### Instructions to follow
Output every line exactly as written. Leave out pictures.

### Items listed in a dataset
================================

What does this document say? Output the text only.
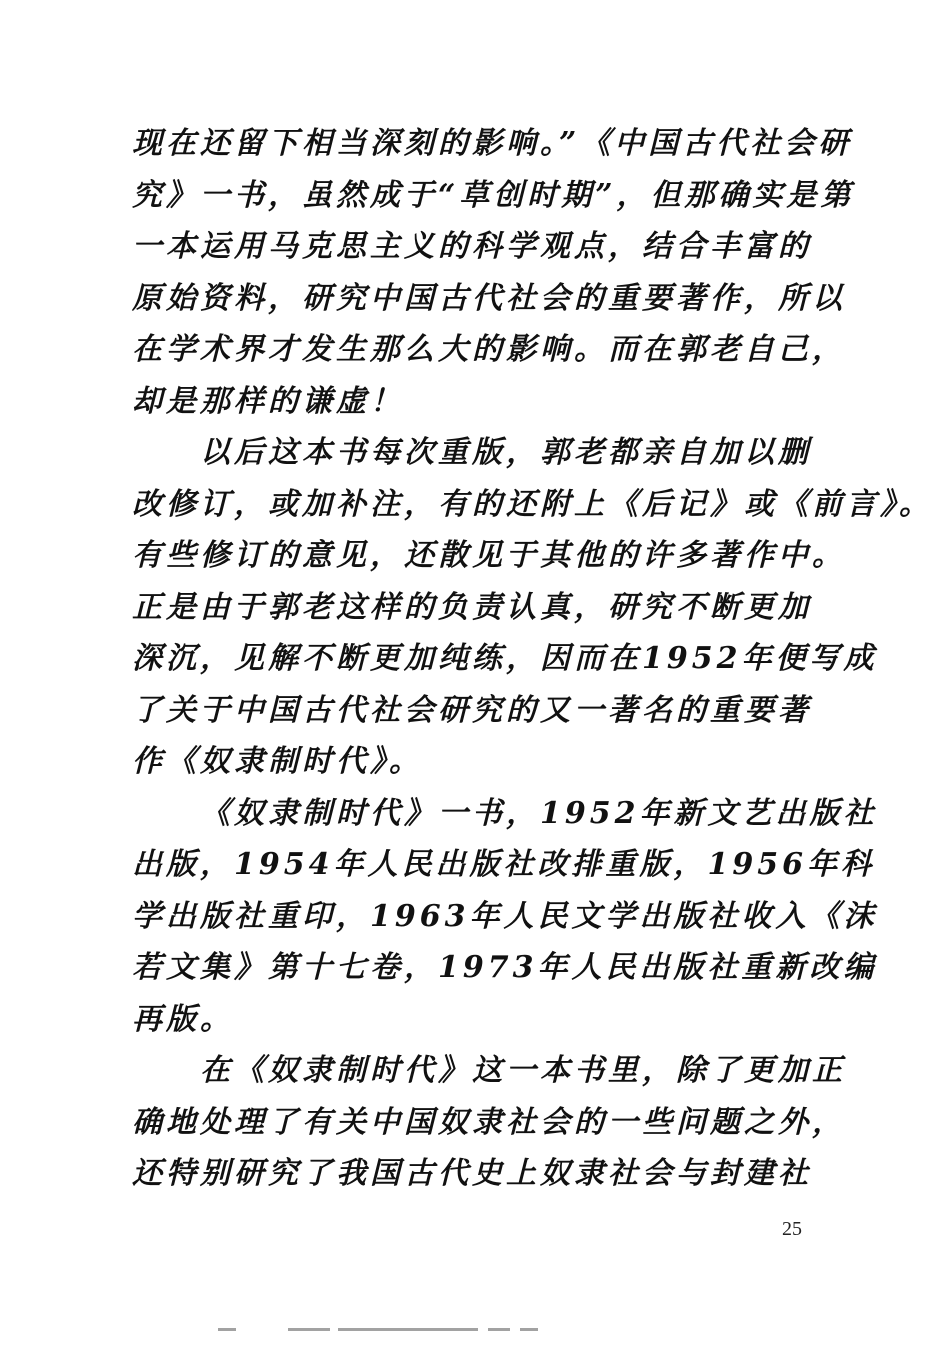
现在还留下相当深刻的影响。”《中国古代社会研
究》一书，虽然成于“草创时期”，但那确实是第
一本运用马克思主义的科学观点，结合丰富的
原始资料，研究中国古代社会的重要著作，所以
在学术界才发生那么大的影响。而在郭老自己，
却是那样的谦虚！
以后这本书每次重版，郭老都亲自加以删
改修订，或加补注，有的还附上《后记》或《前言》。
有些修订的意见，还散见于其他的许多著作中。
正是由于郭老这样的负责认真，研究不断更加
深沉，见解不断更加纯练，因而在1952年便写成
了关于中国古代社会研究的又一著名的重要著
作《奴隶制时代》。
《奴隶制时代》一书，1952年新文艺出版社
出版，1954年人民出版社改排重版，1956年科
学出版社重印，1963年人民文学出版社收入《沫
若文集》第十七卷，1973年人民出版社重新改编
再版。
在《奴隶制时代》这一本书里，除了更加正
确地处理了有关中国奴隶社会的一些问题之外，
还特别研究了我国古代史上奴隶社会与封建社
25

================================

### Right answer
What does this document say? Output the text only.
现在还留下相当深刻的影响。”《中国古代社会研
究》一书，虽然成于“草创时期”，但那确实是第
一本运用马克思主义的科学观点，结合丰富的
原始资料，研究中国古代社会的重要著作，所以
在学术界才发生那么大的影响。而在郭老自己，
却是那样的谦虚！
以后这本书每次重版，郭老都亲自加以删
改修订，或加补注，有的还附上《后记》或《前言》。
有些修订的意见，还散见于其他的许多著作中。
正是由于郭老这样的负责认真，研究不断更加
深沉，见解不断更加纯练，因而在1952年便写成
了关于中国古代社会研究的又一著名的重要著
作《奴隶制时代》。
《奴隶制时代》一书，1952年新文艺出版社
出版，1954年人民出版社改排重版，1956年科
学出版社重印，1963年人民文学出版社收入《沫
若文集》第十七卷，1973年人民出版社重新改编
再版。
在《奴隶制时代》这一本书里，除了更加正
确地处理了有关中国奴隶社会的一些问题之外，
还特别研究了我国古代史上奴隶社会与封建社
25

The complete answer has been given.